Dataset rows:
+--

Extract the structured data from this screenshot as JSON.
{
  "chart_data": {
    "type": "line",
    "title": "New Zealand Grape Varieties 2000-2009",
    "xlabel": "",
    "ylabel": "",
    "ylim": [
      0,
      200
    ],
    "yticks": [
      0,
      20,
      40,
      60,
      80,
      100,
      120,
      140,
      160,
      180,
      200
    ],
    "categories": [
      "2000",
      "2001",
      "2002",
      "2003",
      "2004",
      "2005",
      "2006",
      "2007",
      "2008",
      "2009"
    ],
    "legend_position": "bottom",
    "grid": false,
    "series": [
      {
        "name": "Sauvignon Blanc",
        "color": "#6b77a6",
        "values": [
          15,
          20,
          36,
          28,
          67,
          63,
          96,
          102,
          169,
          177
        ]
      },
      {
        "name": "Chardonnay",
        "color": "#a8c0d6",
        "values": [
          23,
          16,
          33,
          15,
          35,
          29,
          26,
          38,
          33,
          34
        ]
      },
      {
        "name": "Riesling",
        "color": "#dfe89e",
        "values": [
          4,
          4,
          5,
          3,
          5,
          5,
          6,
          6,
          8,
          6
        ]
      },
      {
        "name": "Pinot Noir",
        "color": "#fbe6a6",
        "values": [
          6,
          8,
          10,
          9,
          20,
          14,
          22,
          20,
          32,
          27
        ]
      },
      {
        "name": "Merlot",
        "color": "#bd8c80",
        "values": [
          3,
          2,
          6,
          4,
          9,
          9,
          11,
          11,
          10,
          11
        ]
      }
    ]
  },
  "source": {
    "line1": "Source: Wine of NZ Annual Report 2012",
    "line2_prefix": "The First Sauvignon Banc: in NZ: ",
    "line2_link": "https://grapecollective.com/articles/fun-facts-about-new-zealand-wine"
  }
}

+--

→ Instructions to follow
Reproduce every line of the material above exactly.

→ Exercise response
Extract the structured data from this screenshot as JSON.
{
  "chart_data": {
    "type": "line",
    "title": "New Zealand Grape Varieties 2000-2009",
    "xlabel": "",
    "ylabel": "",
    "ylim": [
      0,
      200
    ],
    "yticks": [
      0,
      20,
      40,
      60,
      80,
      100,
      120,
      140,
      160,
      180,
      200
    ],
    "categories": [
      "2000",
      "2001",
      "2002",
      "2003",
      "2004",
      "2005",
      "2006",
      "2007",
      "2008",
      "2009"
    ],
    "legend_position": "bottom",
    "grid": false,
    "series": [
      {
        "name": "Sauvignon Blanc",
        "color": "#6b77a6",
        "values": [
          15,
          20,
          36,
          28,
          67,
          63,
          96,
          102,
          169,
          177
        ]
      },
      {
        "name": "Chardonnay",
        "color": "#a8c0d6",
        "values": [
          23,
          16,
          33,
          15,
          35,
          29,
          26,
          38,
          33,
          34
        ]
      },
      {
        "name": "Riesling",
        "color": "#dfe89e",
        "values": [
          4,
          4,
          5,
          3,
          5,
          5,
          6,
          6,
          8,
          6
        ]
      },
      {
        "name": "Pinot Noir",
        "color": "#fbe6a6",
        "values": [
          6,
          8,
          10,
          9,
          20,
          14,
          22,
          20,
          32,
          27
        ]
      },
      {
        "name": "Merlot",
        "color": "#bd8c80",
        "values": [
          3,
          2,
          6,
          4,
          9,
          9,
          11,
          11,
          10,
          11
        ]
      }
    ]
  },
  "source": {
    "line1": "Source: Wine of NZ Annual Report 2012",
    "line2_prefix": "The First Sauvignon Banc: in NZ: ",
    "line2_link": "https://grapecollective.com/articles/fun-facts-about-new-zealand-wine"
  }
}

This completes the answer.